Data for this task —
----------
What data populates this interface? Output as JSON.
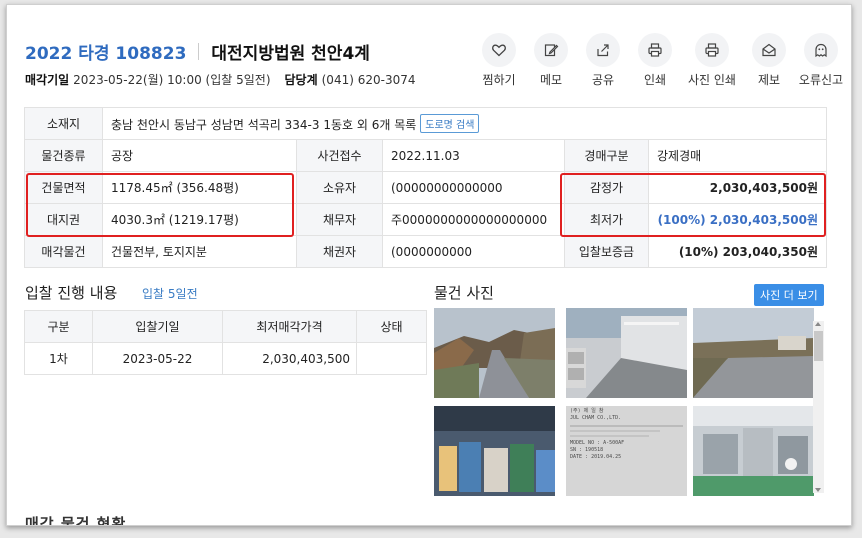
{
  "header": {
    "case_no": "2022 타경 108823",
    "court": "대전지방법원 천안4계",
    "sale_date_label": "매각기일",
    "sale_date_value": "2023-05-22(월) 10:00 (입찰 5일전)",
    "dept_label": "담당계",
    "dept_value": "(041) 620-3074"
  },
  "actions": [
    {
      "label": "찜하기",
      "icon": "heart-icon"
    },
    {
      "label": "메모",
      "icon": "pencil-icon"
    },
    {
      "label": "공유",
      "icon": "share-icon"
    },
    {
      "label": "인쇄",
      "icon": "printer-icon"
    },
    {
      "label": "사진 인쇄",
      "icon": "printer-icon"
    },
    {
      "label": "제보",
      "icon": "envelope-icon"
    },
    {
      "label": "오류신고",
      "icon": "ghost-icon"
    }
  ],
  "info": {
    "address_label": "소재지",
    "address_value": "충남 천안시 동남구 성남면 석곡리 334-3 1동호 외 6개 목록",
    "road_btn": "도로명 검색",
    "type_label": "물건종류",
    "type_value": "공장",
    "filed_label": "사건접수",
    "filed_value": "2022.11.03",
    "auction_type_label": "경매구분",
    "auction_type_value": "강제경매",
    "bldg_area_label": "건물면적",
    "bldg_area_value": "1178.45㎡ (356.48평)",
    "owner_label": "소유자",
    "owner_value": "(00000000000000",
    "appraisal_label": "감정가",
    "appraisal_value": "2,030,403,500원",
    "land_label": "대지권",
    "land_value": "4030.3㎡ (1219.17평)",
    "debtor_label": "채무자",
    "debtor_value": "주0000000000000000000",
    "min_price_label": "최저가",
    "min_price_value": "(100%) 2,030,403,500원",
    "sale_obj_label": "매각물건",
    "sale_obj_value": "건물전부, 토지지분",
    "creditor_label": "채권자",
    "creditor_value": "(0000000000",
    "deposit_label": "입찰보증금",
    "deposit_value": "(10%) 203,040,350원"
  },
  "bid_section": {
    "title": "입찰 진행 내용",
    "subtitle": "입찰 5일전",
    "columns": [
      "구분",
      "입찰기일",
      "최저매각가격",
      "상태"
    ],
    "rows": [
      {
        "round": "1차",
        "date": "2023-05-22",
        "price": "2,030,403,500",
        "status": ""
      }
    ]
  },
  "photo_section": {
    "title": "물건 사진",
    "more_btn": "사진 더 보기",
    "plate_text": "(주) 제 일 참\nJUL CHAM CO.,LTD.\nMODEL NO : A-500AF\nSN : 190518\nDATE : 2019.04.25",
    "plate_lines": [
      "(주) 제 일 참",
      "JUL CHAM CO.,LTD.",
      "MODEL NO : A-500AF",
      "SN : 190518",
      "DATE : 2019.04.25"
    ]
  },
  "cut_off_text": "매각 물건 현황",
  "colors": {
    "accent": "#2f6bbf",
    "highlight_border": "#e02020",
    "button": "#3a8ee6"
  }
}
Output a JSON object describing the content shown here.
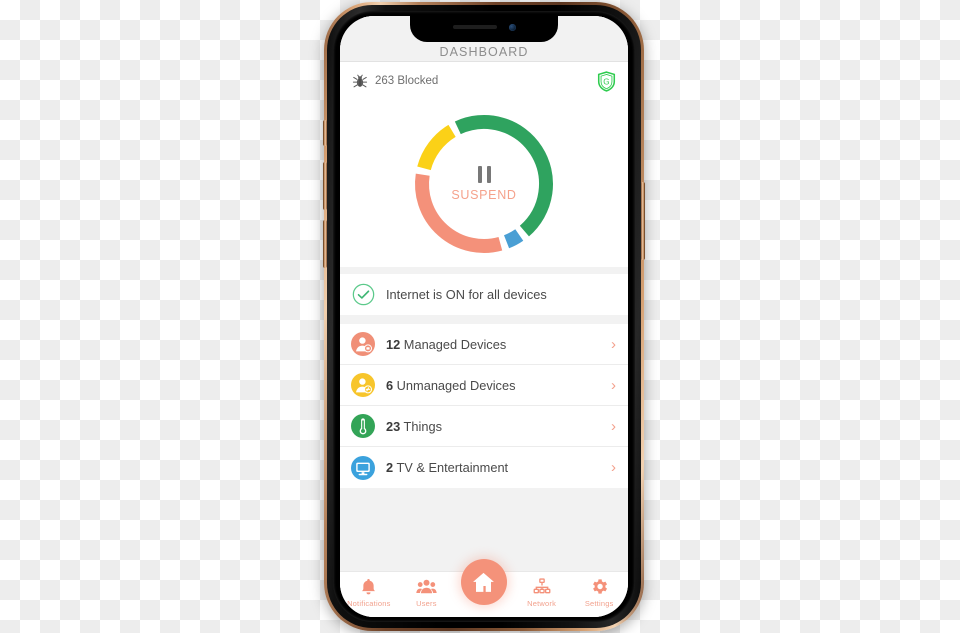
----------
What you should do — Repeat the records in full, exactly as they appear, without the pictures.

Exercise solution —
What data populates this interface? Output as JSON.
{
  "header": {
    "case_no": "2022 타경 108823",
    "court": "대전지방법원 천안4계",
    "sale_date_label": "매각기일",
    "sale_date_value": "2023-05-22(월) 10:00 (입찰 5일전)",
    "dept_label": "담당계",
    "dept_value": "(041) 620-3074"
  },
  "actions": [
    {
      "label": "찜하기",
      "icon": "heart-icon"
    },
    {
      "label": "메모",
      "icon": "pencil-icon"
    },
    {
      "label": "공유",
      "icon": "share-icon"
    },
    {
      "label": "인쇄",
      "icon": "printer-icon"
    },
    {
      "label": "사진 인쇄",
      "icon": "printer-icon"
    },
    {
      "label": "제보",
      "icon": "envelope-icon"
    },
    {
      "label": "오류신고",
      "icon": "ghost-icon"
    }
  ],
  "info": {
    "address_label": "소재지",
    "address_value": "충남 천안시 동남구 성남면 석곡리 334-3 1동호 외 6개 목록",
    "road_btn": "도로명 검색",
    "type_label": "물건종류",
    "type_value": "공장",
    "filed_label": "사건접수",
    "filed_value": "2022.11.03",
    "auction_type_label": "경매구분",
    "auction_type_value": "강제경매",
    "bldg_area_label": "건물면적",
    "bldg_area_value": "1178.45㎡ (356.48평)",
    "owner_label": "소유자",
    "owner_value": "(00000000000000",
    "appraisal_label": "감정가",
    "appraisal_value": "2,030,403,500원",
    "land_label": "대지권",
    "land_value": "4030.3㎡ (1219.17평)",
    "debtor_label": "채무자",
    "debtor_value": "주0000000000000000000",
    "min_price_label": "최저가",
    "min_price_value": "(100%) 2,030,403,500원",
    "sale_obj_label": "매각물건",
    "sale_obj_value": "건물전부, 토지지분",
    "creditor_label": "채권자",
    "creditor_value": "(0000000000",
    "deposit_label": "입찰보증금",
    "deposit_value": "(10%) 203,040,350원"
  },
  "bid_section": {
    "title": "입찰 진행 내용",
    "subtitle": "입찰 5일전",
    "columns": [
      "구분",
      "입찰기일",
      "최저매각가격",
      "상태"
    ],
    "rows": [
      {
        "round": "1차",
        "date": "2023-05-22",
        "price": "2,030,403,500",
        "status": ""
      }
    ]
  },
  "photo_section": {
    "title": "물건 사진",
    "more_btn": "사진 더 보기",
    "plate_text": "(주) 제 일 참\nJUL CHAM CO.,LTD.\nMODEL NO : A-500AF\nSN : 190518\nDATE : 2019.04.25",
    "plate_lines": [
      "(주) 제 일 참",
      "JUL CHAM CO.,LTD.",
      "MODEL NO : A-500AF",
      "SN : 190518",
      "DATE : 2019.04.25"
    ]
  },
  "cut_off_text": "매각 물건 현황",
  "colors": {
    "accent": "#2f6bbf",
    "highlight_border": "#e02020",
    "button": "#3a8ee6"
  }
}
Output a JSON object describing the content shown here.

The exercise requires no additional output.